Task to carry out
Would it be possible to write out each entry below exactly, without the pictures?

Supplied information
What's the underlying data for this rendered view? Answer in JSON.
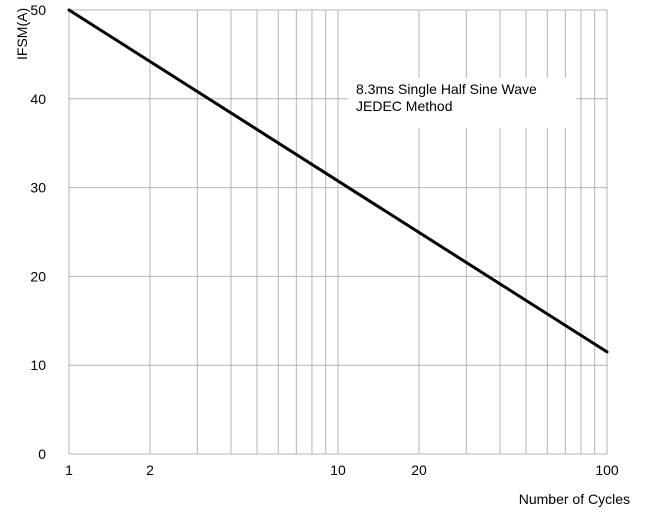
{
  "chart_data": {
    "type": "line",
    "xlabel": "Number of Cycles",
    "ylabel": "IFSM(A)",
    "x_scale": "log",
    "xlim": [
      1,
      100
    ],
    "ylim": [
      0,
      50
    ],
    "x_ticks": [
      {
        "value": 1,
        "label": "1"
      },
      {
        "value": 2,
        "label": "2"
      },
      {
        "value": 10,
        "label": "10"
      },
      {
        "value": 20,
        "label": "20"
      },
      {
        "value": 100,
        "label": "100"
      }
    ],
    "y_ticks": [
      {
        "value": 0,
        "label": "0"
      },
      {
        "value": 10,
        "label": "10"
      },
      {
        "value": 20,
        "label": "20"
      },
      {
        "value": 30,
        "label": "30"
      },
      {
        "value": 40,
        "label": "40"
      },
      {
        "value": 50,
        "label": "50"
      }
    ],
    "grid": true,
    "series": [
      {
        "x": [
          1,
          100
        ],
        "y": [
          50,
          11.5
        ]
      }
    ],
    "annotation_lines": [
      "8.3ms Single Half Sine Wave",
      "JEDEC Method"
    ],
    "colors": {
      "line": "#000000",
      "grid": "#b4b4b4",
      "text": "#000000"
    }
  }
}
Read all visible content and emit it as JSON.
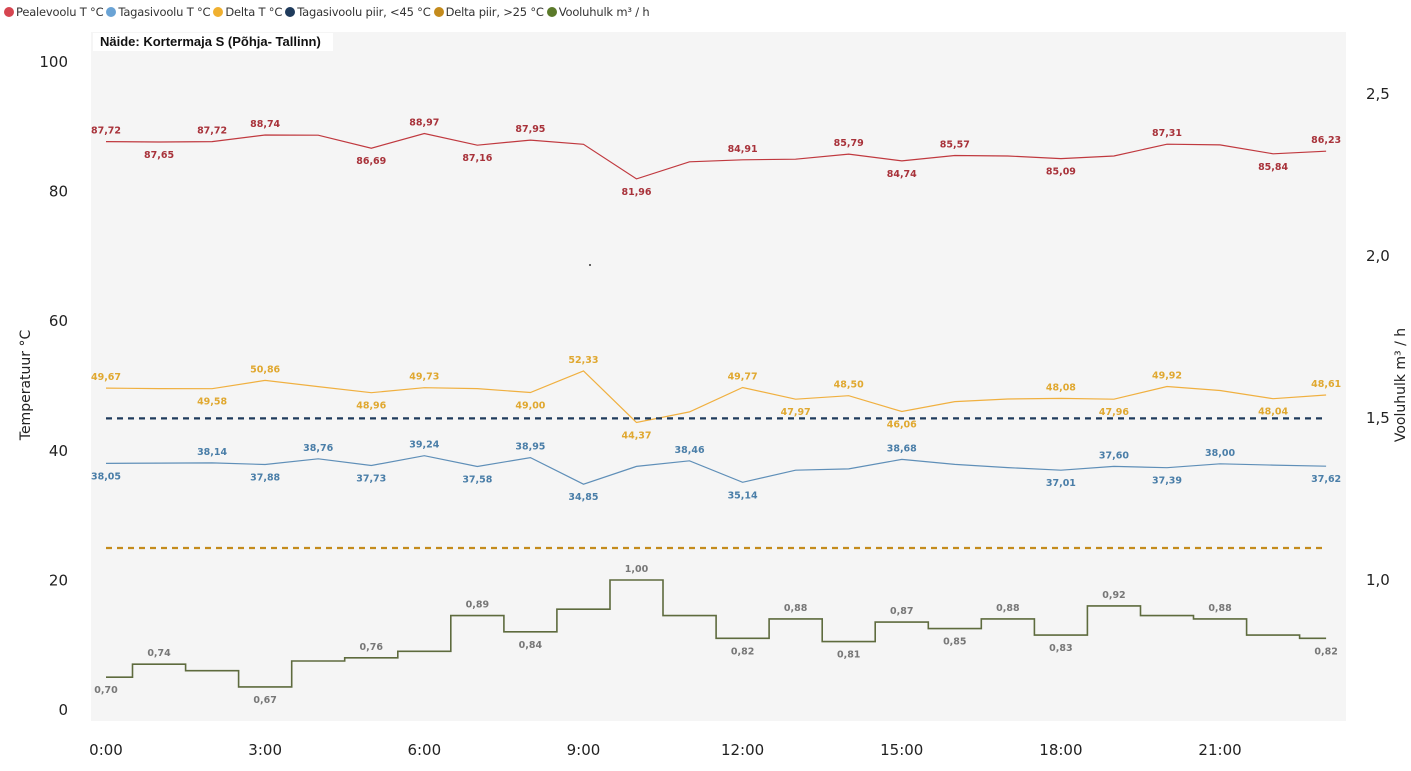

The output
What's the underlying data for this rendered view? Answer in JSON.
{
  "chart_data": {
    "type": "line",
    "xlabel": "Number of Cycles",
    "ylabel": "IFSM(A)",
    "x_scale": "log",
    "xlim": [
      1,
      100
    ],
    "ylim": [
      0,
      50
    ],
    "x_ticks": [
      {
        "value": 1,
        "label": "1"
      },
      {
        "value": 2,
        "label": "2"
      },
      {
        "value": 10,
        "label": "10"
      },
      {
        "value": 20,
        "label": "20"
      },
      {
        "value": 100,
        "label": "100"
      }
    ],
    "y_ticks": [
      {
        "value": 0,
        "label": "0"
      },
      {
        "value": 10,
        "label": "10"
      },
      {
        "value": 20,
        "label": "20"
      },
      {
        "value": 30,
        "label": "30"
      },
      {
        "value": 40,
        "label": "40"
      },
      {
        "value": 50,
        "label": "50"
      }
    ],
    "grid": true,
    "series": [
      {
        "x": [
          1,
          100
        ],
        "y": [
          50,
          11.5
        ]
      }
    ],
    "annotation_lines": [
      "8.3ms Single Half Sine Wave",
      "JEDEC Method"
    ],
    "colors": {
      "line": "#000000",
      "grid": "#b4b4b4",
      "text": "#000000"
    }
  }
}
Read all visible content and emit it as JSON.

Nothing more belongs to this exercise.